Written instruction >>
Look through the records below and collect all lines that hold the string "JSON".

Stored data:
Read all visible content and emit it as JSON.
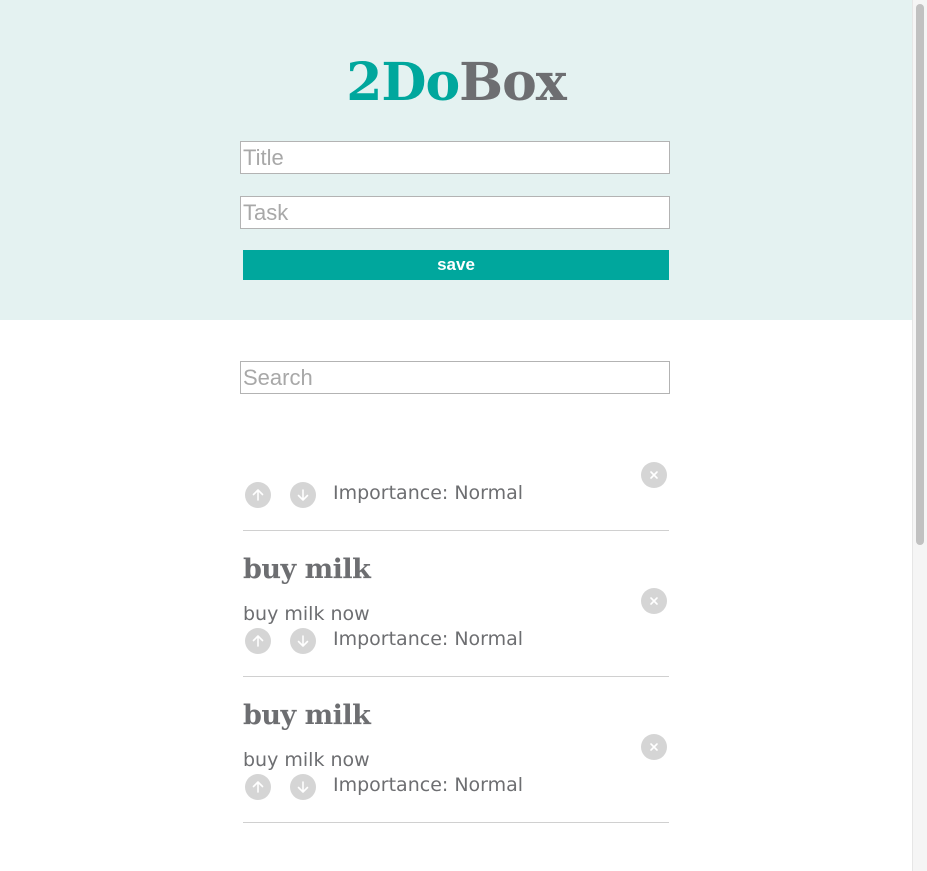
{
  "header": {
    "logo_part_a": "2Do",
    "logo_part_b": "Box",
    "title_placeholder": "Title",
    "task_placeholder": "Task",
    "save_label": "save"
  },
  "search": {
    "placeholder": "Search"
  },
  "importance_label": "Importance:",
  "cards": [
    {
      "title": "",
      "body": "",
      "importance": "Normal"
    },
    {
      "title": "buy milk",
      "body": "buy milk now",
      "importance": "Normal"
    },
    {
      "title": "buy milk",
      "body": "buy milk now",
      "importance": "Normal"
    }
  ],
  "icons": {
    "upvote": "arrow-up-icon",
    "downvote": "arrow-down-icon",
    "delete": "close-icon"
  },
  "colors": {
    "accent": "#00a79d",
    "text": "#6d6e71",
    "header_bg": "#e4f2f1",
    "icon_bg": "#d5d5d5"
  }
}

* * *

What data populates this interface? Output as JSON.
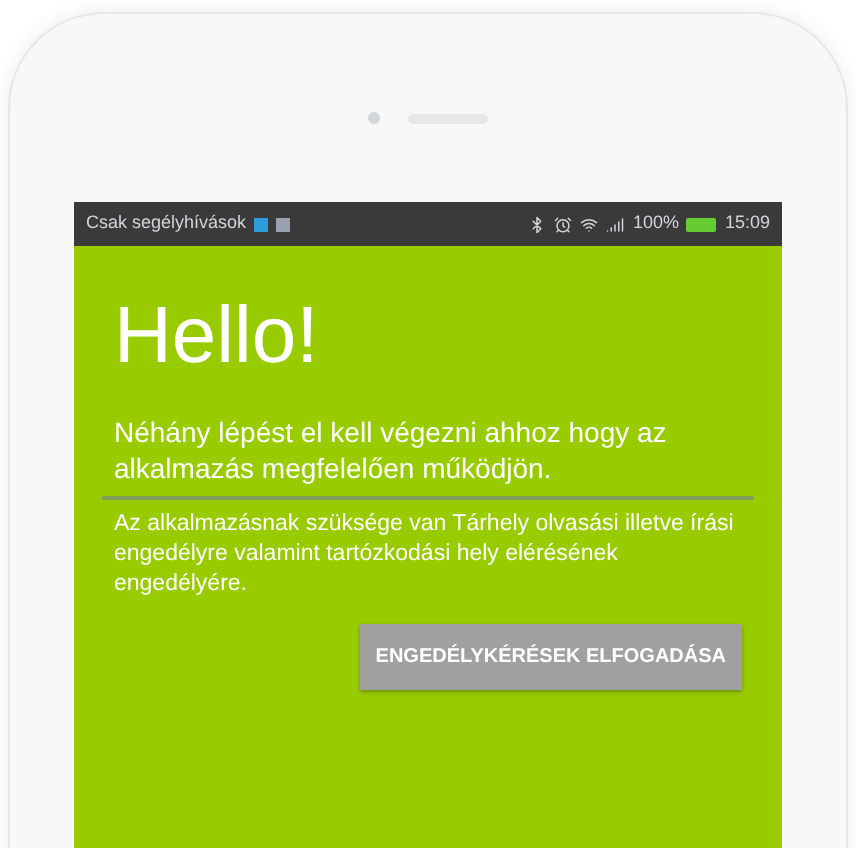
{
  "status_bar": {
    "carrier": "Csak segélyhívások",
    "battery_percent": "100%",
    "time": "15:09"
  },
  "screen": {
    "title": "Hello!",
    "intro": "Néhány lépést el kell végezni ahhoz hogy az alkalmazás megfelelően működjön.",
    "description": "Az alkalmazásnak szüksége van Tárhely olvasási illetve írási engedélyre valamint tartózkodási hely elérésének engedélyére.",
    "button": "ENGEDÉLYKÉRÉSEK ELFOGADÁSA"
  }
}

Exercise answer >>
Read all visible content and emit it as JSON.
What data populates this interface? Output as JSON.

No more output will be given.